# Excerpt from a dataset
========================================================================

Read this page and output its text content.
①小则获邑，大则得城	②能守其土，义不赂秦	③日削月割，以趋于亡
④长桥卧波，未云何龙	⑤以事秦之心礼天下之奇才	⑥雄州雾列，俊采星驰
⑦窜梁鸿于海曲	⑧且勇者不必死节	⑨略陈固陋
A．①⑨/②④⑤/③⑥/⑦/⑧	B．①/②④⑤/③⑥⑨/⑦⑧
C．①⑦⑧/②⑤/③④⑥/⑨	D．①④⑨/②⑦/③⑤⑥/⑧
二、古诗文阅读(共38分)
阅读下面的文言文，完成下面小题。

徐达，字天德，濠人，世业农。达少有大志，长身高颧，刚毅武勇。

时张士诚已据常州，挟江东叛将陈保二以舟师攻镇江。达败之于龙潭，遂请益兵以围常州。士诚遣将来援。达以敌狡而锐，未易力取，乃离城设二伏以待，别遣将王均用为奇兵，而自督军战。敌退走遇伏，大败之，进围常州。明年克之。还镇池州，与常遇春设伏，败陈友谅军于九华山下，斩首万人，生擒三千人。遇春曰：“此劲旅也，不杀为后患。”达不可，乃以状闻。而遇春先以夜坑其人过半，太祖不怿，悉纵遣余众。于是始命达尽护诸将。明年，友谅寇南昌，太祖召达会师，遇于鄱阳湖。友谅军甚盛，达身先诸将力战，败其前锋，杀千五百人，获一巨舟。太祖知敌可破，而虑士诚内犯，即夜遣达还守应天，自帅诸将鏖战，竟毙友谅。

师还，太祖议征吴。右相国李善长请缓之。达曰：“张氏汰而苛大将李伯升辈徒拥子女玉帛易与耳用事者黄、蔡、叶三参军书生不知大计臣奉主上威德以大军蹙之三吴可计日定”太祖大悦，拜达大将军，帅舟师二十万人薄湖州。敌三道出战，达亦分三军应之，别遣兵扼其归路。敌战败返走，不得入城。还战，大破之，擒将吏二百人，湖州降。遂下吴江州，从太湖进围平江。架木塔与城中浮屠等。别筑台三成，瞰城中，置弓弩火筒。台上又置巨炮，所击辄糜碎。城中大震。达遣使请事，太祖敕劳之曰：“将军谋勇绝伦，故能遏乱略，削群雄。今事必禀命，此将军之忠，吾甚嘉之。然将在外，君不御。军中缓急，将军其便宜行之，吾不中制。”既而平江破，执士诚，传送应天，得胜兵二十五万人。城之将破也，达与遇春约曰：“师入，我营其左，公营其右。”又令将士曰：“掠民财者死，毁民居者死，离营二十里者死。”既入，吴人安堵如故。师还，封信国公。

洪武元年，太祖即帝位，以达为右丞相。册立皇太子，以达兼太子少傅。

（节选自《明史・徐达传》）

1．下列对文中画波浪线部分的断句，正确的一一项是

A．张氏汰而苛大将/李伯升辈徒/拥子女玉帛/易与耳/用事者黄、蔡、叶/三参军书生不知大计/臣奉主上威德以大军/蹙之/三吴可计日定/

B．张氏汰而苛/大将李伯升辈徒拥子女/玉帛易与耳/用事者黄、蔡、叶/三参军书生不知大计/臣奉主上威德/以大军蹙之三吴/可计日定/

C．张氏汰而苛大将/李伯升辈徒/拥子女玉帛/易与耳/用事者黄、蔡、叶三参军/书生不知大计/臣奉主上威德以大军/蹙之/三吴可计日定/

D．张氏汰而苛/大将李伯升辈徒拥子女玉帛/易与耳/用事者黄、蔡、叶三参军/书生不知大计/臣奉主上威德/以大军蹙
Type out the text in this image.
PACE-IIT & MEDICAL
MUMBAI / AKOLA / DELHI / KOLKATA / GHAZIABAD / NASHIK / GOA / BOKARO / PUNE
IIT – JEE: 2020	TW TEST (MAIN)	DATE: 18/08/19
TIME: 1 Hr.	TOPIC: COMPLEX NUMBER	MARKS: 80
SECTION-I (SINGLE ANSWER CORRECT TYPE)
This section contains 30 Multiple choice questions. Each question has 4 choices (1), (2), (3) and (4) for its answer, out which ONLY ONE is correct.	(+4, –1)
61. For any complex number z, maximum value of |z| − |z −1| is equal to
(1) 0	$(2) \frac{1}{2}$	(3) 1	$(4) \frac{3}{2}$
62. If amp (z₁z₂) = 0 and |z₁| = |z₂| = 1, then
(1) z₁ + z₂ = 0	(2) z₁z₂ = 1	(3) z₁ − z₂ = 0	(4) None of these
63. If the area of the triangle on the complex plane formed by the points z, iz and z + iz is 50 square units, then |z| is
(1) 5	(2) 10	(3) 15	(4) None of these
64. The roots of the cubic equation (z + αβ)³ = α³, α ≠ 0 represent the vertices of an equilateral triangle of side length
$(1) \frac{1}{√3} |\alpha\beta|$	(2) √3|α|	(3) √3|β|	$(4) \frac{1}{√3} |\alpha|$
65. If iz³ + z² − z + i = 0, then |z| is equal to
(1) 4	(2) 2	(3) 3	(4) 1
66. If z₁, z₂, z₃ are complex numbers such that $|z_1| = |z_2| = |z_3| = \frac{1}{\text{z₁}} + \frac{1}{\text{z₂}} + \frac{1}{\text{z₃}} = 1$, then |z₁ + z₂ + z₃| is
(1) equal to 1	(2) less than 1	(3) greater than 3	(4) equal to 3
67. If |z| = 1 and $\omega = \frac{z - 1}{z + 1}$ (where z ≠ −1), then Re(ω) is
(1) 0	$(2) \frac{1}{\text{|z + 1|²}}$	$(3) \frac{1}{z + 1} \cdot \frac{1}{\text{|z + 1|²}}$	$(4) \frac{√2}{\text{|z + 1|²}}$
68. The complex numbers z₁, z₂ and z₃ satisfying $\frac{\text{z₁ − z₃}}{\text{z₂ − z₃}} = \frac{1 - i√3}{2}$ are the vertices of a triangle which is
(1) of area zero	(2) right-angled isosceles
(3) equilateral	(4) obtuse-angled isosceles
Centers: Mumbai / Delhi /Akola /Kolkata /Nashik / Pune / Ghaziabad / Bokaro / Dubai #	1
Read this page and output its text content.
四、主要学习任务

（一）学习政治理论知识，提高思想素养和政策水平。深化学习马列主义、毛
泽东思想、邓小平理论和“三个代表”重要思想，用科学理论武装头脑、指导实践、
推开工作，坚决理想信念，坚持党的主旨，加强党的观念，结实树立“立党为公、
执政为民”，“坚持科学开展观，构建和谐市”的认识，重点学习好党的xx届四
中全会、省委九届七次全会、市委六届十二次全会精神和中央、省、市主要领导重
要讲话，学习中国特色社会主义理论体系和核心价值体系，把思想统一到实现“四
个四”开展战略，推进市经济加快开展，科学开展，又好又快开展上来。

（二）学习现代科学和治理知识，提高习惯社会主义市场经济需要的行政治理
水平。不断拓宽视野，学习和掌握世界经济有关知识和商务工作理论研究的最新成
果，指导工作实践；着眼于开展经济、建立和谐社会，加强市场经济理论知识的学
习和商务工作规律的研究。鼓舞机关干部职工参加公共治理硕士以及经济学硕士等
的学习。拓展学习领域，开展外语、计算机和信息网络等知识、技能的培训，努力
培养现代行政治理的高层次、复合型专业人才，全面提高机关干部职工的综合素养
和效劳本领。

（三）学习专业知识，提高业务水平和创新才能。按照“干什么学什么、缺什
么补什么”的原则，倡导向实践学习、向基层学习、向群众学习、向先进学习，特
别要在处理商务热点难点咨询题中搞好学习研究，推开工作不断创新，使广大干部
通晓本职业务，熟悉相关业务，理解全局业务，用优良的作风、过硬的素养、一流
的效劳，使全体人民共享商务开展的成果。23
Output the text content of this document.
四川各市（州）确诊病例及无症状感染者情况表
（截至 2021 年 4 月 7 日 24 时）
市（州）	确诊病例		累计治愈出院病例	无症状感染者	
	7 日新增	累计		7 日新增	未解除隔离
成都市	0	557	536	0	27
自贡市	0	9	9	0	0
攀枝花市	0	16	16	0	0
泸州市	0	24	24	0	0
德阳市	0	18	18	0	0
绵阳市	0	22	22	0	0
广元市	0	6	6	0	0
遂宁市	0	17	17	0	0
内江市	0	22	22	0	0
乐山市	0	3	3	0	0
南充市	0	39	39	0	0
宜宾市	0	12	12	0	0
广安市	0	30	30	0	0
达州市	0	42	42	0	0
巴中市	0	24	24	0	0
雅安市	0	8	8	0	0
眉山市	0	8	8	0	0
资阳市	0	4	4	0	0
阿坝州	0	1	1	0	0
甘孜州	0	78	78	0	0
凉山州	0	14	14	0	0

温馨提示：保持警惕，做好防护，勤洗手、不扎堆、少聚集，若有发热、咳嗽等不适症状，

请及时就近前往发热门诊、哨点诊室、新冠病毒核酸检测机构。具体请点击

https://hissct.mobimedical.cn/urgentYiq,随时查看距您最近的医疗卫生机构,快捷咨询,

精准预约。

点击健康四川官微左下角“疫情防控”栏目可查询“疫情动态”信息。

========================================================================

# WHAT YOU WILL DO
Count the lines above in which the word "isosceles" appears, then state only that count.

# EXPECTED OUTPUT
2